(Objective) Review the lines that follow and copy each one that contains the word "warning".

(Collected data entries)
□ □ □
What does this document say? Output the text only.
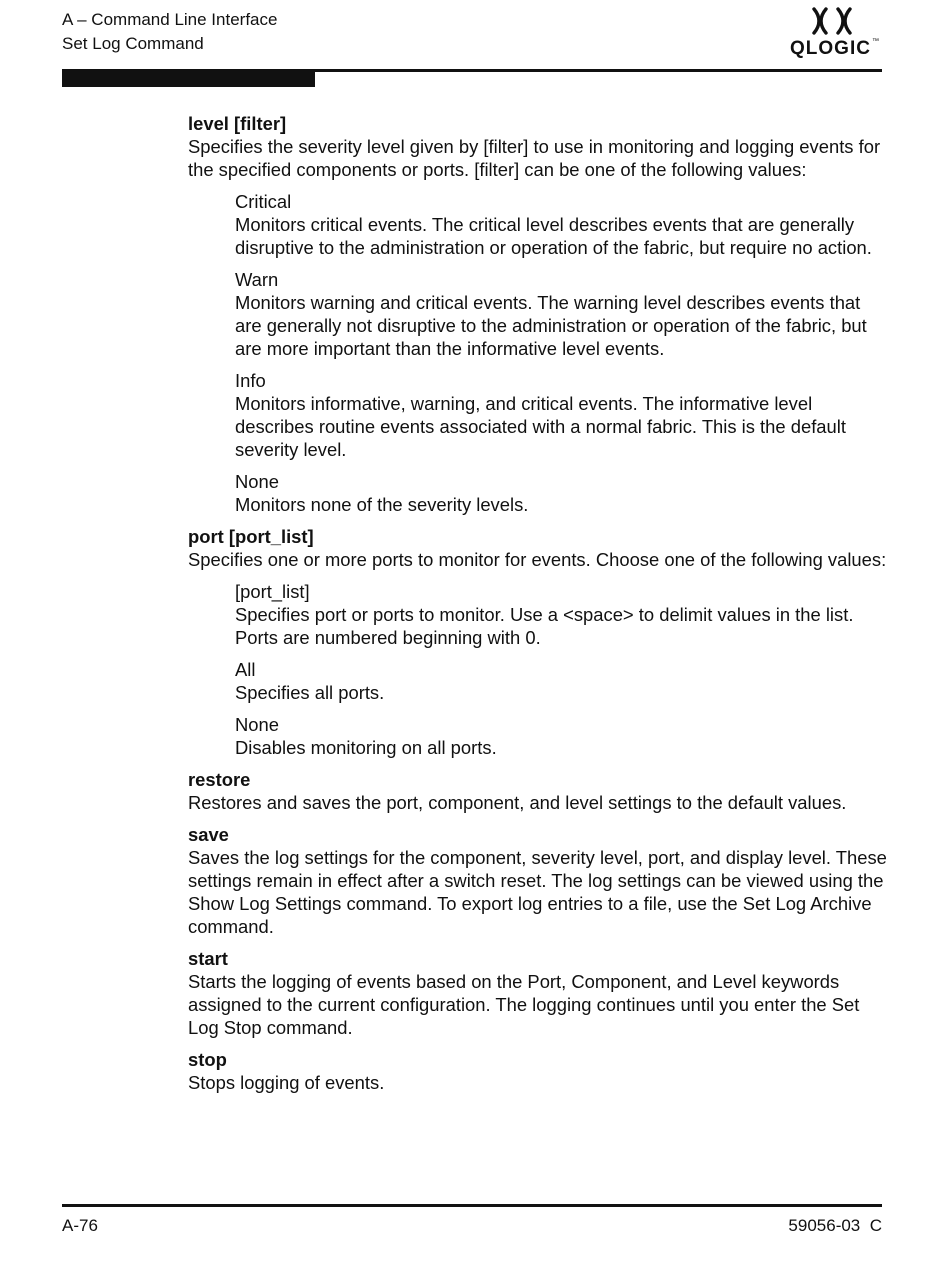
A – Command Line Interface
Set Log Command	QLOGIC™
level [filter]
Specifies the severity level given by [filter] to use in monitoring and logging events for the specified components or ports. [filter] can be one of the following values:
Critical
Monitors critical events. The critical level describes events that are generally disruptive to the administration or operation of the fabric, but require no action.
Warn
Monitors warning and critical events. The warning level describes events that are generally not disruptive to the administration or operation of the fabric, but are more important than the informative level events.
Info
Monitors informative, warning, and critical events. The informative level describes routine events associated with a normal fabric. This is the default severity level.
None
Monitors none of the severity levels.
port [port_list]
Specifies one or more ports to monitor for events. Choose one of the following values:
[port_list]
Specifies port or ports to monitor. Use a <space> to delimit values in the list. Ports are numbered beginning with 0.
All
Specifies all ports.
None
Disables monitoring on all ports.
restore
Restores and saves the port, component, and level settings to the default values.
save
Saves the log settings for the component, severity level, port, and display level. These settings remain in effect after a switch reset. The log settings can be viewed using the Show Log Settings command. To export log entries to a file, use the Set Log Archive command.
start
Starts the logging of events based on the Port, Component, and Level keywords assigned to the current configuration. The logging continues until you enter the Set Log Stop command.
stop
Stops logging of events.
A-76	59056-03  C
□ □ □
(Exercise output)
Monitors warning and critical events. The warning level describes events that are generally not disruptive to the administration or operation of the fabric, but are more important than the informative level events.
Monitors informative, warning, and critical events. The informative level describes routine events associated with a normal fabric. This is the default severity level.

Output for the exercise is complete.